Report how many lines of the entries below contain the string "jacket", with case counting. Give only the number.
═══ Provided information
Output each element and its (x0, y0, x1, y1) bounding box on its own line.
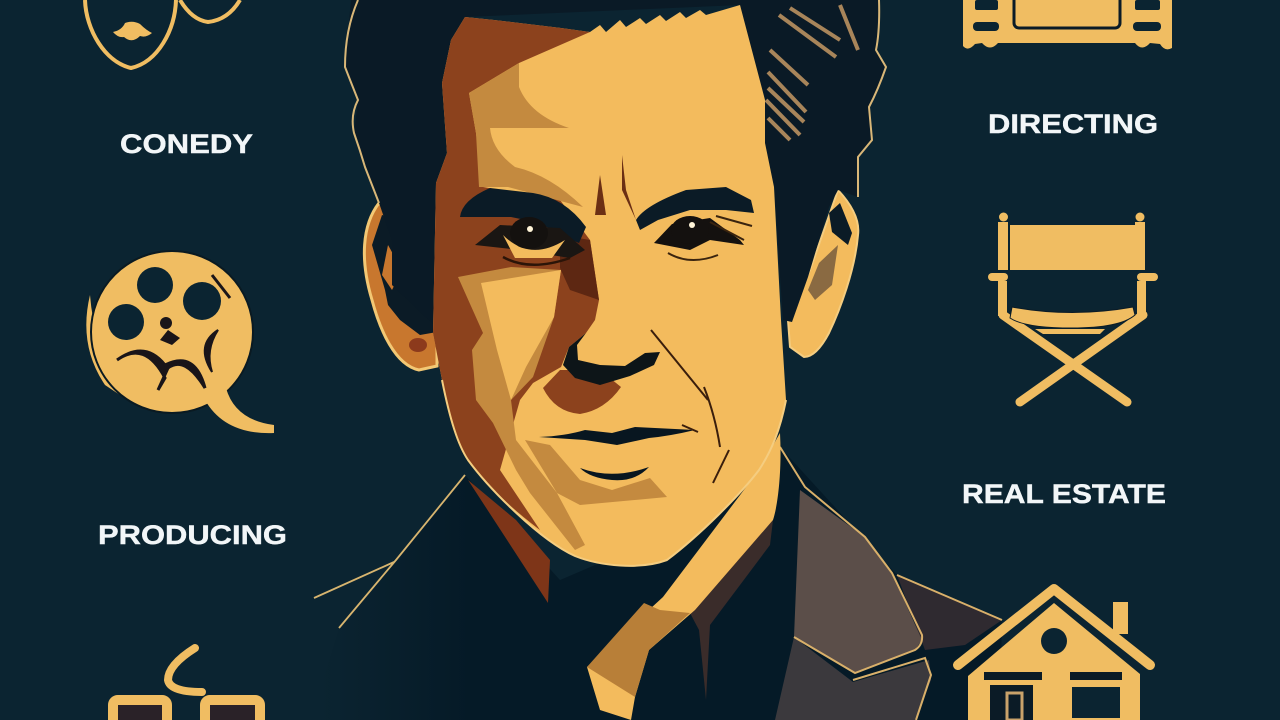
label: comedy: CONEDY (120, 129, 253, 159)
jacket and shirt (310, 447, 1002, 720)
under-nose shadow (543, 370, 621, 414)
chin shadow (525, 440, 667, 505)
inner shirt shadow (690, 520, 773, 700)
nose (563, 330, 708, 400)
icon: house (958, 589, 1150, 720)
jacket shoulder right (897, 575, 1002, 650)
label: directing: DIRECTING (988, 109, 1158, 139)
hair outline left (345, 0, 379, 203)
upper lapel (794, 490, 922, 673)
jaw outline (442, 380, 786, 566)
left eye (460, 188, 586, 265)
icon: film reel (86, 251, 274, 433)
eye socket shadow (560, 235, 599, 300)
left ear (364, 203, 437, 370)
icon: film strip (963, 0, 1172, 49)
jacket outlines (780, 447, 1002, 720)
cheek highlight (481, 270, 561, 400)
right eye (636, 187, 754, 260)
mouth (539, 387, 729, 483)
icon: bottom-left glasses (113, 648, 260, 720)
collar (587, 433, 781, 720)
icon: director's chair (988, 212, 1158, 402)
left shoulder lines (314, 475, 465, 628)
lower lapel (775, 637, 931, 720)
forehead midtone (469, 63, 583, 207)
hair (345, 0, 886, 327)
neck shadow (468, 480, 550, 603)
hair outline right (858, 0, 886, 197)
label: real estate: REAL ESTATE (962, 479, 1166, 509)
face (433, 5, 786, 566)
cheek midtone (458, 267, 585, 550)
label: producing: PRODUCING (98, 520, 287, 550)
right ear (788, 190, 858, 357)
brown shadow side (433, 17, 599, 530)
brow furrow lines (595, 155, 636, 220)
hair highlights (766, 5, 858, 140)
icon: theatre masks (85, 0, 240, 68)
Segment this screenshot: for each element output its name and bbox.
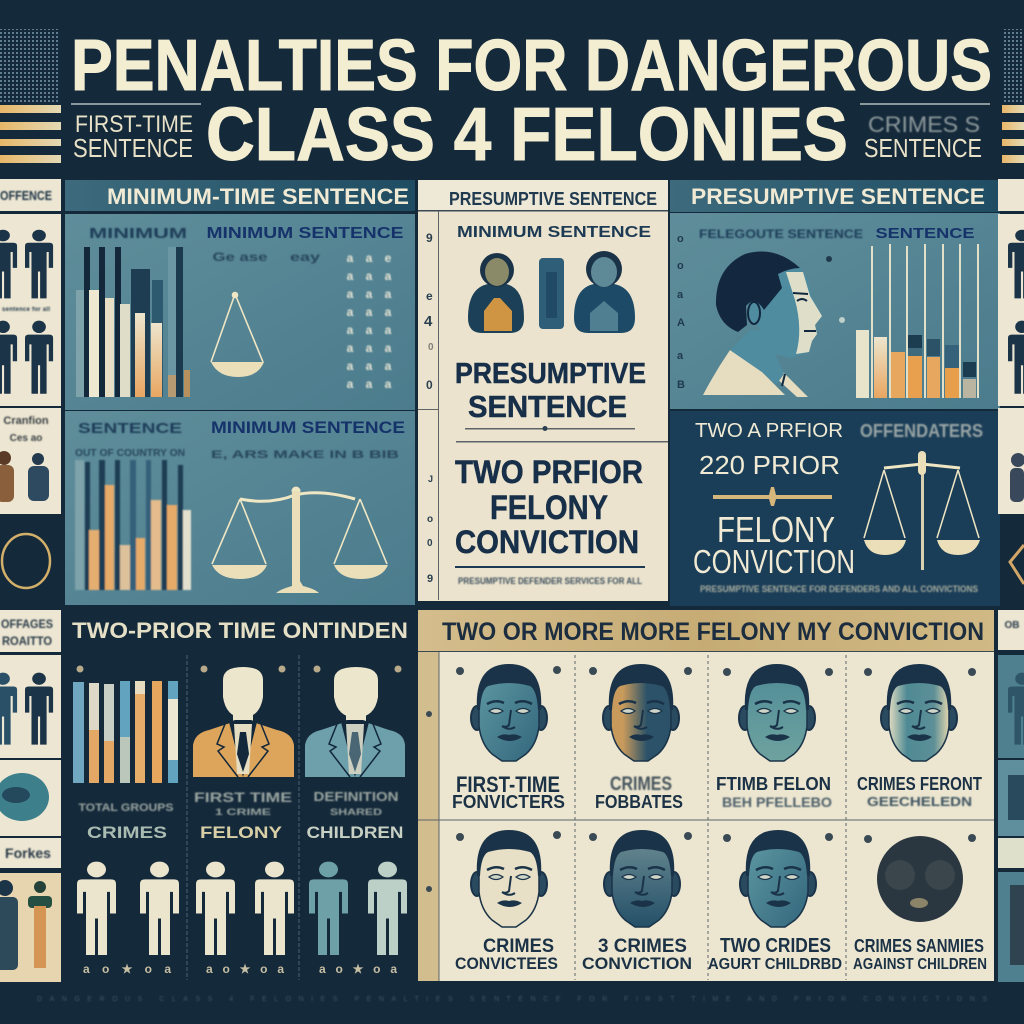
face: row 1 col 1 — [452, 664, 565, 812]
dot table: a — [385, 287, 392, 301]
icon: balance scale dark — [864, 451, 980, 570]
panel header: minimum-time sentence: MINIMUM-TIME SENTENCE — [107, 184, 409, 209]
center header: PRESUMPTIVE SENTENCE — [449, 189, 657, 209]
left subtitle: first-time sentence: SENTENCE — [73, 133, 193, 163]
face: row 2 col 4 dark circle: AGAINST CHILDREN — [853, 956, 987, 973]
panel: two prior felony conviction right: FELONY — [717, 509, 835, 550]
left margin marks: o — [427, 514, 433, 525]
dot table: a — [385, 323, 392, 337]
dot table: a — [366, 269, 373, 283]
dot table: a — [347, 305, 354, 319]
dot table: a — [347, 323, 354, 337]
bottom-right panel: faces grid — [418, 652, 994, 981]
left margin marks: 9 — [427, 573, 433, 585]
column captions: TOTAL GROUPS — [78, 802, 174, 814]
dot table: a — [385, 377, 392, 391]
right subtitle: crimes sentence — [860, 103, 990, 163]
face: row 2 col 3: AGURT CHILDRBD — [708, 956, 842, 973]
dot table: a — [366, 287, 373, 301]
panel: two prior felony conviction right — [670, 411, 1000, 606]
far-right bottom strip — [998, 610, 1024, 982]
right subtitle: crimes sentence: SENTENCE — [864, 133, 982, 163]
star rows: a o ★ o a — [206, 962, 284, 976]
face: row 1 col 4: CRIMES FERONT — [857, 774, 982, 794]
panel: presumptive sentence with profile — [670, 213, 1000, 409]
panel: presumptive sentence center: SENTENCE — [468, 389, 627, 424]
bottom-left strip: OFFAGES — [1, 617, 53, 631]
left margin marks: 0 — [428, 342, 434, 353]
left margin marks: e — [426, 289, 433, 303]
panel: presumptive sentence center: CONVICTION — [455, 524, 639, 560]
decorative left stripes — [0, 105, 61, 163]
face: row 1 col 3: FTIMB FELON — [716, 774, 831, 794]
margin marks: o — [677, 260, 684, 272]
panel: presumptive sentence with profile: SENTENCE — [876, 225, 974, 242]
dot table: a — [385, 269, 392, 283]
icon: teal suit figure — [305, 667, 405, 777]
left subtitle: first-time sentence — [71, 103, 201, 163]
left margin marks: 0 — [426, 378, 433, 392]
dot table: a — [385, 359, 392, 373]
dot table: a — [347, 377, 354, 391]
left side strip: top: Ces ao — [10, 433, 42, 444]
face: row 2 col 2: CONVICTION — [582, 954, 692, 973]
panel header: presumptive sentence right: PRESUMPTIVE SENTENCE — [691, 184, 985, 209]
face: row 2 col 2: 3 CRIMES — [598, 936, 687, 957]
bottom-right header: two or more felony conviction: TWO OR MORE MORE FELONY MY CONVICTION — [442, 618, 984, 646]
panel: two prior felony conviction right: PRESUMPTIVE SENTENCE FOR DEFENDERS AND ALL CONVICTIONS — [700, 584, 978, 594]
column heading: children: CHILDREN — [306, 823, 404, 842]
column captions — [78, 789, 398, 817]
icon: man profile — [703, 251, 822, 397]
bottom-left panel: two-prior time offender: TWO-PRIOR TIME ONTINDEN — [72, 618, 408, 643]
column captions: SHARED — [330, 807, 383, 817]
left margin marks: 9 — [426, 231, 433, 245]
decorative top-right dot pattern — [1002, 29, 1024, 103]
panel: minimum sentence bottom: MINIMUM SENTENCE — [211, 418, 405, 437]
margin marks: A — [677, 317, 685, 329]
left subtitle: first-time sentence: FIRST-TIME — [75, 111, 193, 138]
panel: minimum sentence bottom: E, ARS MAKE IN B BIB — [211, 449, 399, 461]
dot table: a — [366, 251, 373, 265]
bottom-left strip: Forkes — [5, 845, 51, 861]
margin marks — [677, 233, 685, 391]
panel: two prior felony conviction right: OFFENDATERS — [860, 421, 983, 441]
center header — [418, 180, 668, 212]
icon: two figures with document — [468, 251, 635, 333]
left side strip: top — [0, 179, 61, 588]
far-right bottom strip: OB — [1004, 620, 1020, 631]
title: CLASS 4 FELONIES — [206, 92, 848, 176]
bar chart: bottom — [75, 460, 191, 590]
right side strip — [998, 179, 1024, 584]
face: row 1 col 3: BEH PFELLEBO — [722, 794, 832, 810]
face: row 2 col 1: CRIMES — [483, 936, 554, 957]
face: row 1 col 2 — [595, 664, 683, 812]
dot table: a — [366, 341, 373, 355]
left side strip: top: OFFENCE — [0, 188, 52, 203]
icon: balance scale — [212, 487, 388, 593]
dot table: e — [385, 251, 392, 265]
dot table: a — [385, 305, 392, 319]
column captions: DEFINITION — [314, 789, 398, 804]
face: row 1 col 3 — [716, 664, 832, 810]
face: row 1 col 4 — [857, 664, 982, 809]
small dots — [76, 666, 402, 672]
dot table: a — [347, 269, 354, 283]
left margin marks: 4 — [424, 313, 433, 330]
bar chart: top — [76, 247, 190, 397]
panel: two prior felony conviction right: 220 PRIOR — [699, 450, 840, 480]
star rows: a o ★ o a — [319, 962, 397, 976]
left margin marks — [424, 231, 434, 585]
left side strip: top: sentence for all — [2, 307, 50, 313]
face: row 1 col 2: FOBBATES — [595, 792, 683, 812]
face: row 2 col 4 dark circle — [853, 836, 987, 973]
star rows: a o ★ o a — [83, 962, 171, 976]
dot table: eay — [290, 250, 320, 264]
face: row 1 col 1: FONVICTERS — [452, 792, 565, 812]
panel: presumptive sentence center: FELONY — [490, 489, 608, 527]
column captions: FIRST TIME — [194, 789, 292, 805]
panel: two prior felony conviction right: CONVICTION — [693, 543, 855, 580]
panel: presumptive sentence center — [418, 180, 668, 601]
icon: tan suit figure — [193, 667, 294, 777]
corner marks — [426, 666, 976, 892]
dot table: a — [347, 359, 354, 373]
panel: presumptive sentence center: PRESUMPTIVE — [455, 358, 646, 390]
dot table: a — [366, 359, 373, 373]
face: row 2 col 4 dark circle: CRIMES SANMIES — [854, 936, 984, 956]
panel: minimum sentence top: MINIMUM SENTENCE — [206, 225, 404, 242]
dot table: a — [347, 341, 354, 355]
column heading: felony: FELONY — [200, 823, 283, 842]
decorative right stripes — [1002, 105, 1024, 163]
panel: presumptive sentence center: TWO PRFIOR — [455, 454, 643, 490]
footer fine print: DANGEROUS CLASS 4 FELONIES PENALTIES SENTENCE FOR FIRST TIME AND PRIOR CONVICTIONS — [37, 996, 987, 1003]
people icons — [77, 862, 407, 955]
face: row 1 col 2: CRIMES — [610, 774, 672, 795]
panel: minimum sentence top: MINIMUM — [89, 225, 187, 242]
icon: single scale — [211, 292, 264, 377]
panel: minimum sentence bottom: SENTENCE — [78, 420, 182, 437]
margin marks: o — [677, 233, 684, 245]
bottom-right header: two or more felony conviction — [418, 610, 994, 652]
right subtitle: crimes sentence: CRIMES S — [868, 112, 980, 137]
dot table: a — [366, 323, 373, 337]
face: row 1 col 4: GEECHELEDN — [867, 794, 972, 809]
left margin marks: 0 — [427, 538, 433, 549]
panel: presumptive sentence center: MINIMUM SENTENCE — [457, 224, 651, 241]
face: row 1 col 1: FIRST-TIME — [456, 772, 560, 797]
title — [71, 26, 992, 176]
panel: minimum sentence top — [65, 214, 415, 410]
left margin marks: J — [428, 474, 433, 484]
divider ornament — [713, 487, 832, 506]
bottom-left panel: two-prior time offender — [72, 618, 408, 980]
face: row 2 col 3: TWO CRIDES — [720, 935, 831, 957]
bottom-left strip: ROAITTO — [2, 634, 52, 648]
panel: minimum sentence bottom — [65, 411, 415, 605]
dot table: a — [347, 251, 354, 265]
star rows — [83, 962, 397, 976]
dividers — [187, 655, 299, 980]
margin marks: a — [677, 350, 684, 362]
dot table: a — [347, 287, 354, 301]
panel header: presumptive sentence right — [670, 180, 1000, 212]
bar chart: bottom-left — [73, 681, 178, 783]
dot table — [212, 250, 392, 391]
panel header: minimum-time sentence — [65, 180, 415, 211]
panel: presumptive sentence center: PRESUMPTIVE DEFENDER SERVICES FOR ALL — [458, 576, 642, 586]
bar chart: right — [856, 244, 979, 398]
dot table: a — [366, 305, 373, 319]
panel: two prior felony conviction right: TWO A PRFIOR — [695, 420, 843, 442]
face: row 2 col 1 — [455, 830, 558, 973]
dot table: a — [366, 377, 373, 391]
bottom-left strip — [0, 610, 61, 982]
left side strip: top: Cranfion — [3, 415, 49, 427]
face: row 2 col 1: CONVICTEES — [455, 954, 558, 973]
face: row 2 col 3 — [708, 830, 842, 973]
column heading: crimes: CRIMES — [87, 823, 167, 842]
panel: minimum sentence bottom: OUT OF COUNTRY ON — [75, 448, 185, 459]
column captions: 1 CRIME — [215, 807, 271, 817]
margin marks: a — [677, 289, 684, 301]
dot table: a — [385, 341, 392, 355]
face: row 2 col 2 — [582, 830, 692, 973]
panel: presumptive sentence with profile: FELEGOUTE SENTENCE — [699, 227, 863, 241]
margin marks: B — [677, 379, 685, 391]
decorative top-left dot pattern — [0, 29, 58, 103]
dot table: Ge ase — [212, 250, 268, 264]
══════
═══ Provided information
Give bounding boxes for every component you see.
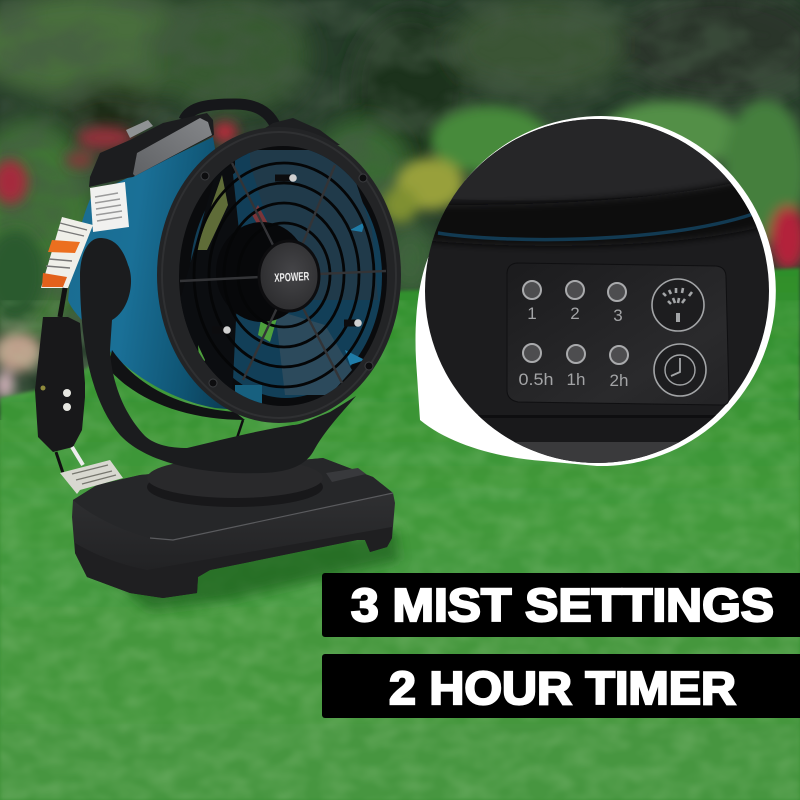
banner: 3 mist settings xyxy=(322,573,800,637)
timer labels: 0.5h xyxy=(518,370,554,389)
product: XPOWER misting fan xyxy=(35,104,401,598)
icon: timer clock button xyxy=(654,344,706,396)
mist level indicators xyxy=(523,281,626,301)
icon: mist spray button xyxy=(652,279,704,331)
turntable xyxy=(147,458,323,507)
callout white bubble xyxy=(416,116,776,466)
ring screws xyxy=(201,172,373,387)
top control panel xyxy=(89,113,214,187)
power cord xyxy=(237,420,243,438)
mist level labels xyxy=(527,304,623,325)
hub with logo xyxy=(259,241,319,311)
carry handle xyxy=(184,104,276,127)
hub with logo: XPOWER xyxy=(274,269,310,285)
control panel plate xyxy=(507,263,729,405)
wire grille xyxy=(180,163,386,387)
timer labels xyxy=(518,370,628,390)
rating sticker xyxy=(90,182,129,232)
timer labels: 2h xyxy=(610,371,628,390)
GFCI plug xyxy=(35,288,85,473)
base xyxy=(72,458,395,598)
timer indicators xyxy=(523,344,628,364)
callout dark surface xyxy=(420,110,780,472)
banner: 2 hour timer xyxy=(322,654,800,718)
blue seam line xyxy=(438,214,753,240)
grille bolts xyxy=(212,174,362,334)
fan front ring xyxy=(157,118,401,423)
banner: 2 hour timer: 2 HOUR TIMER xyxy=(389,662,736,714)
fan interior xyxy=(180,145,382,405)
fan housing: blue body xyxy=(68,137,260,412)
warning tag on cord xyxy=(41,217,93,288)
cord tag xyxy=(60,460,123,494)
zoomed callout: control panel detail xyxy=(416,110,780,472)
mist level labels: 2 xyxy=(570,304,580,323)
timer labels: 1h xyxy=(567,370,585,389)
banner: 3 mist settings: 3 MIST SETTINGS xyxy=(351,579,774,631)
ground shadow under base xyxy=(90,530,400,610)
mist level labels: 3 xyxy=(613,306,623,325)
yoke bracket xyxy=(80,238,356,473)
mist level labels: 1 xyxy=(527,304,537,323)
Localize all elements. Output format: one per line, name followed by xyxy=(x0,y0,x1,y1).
══════
The answer: 3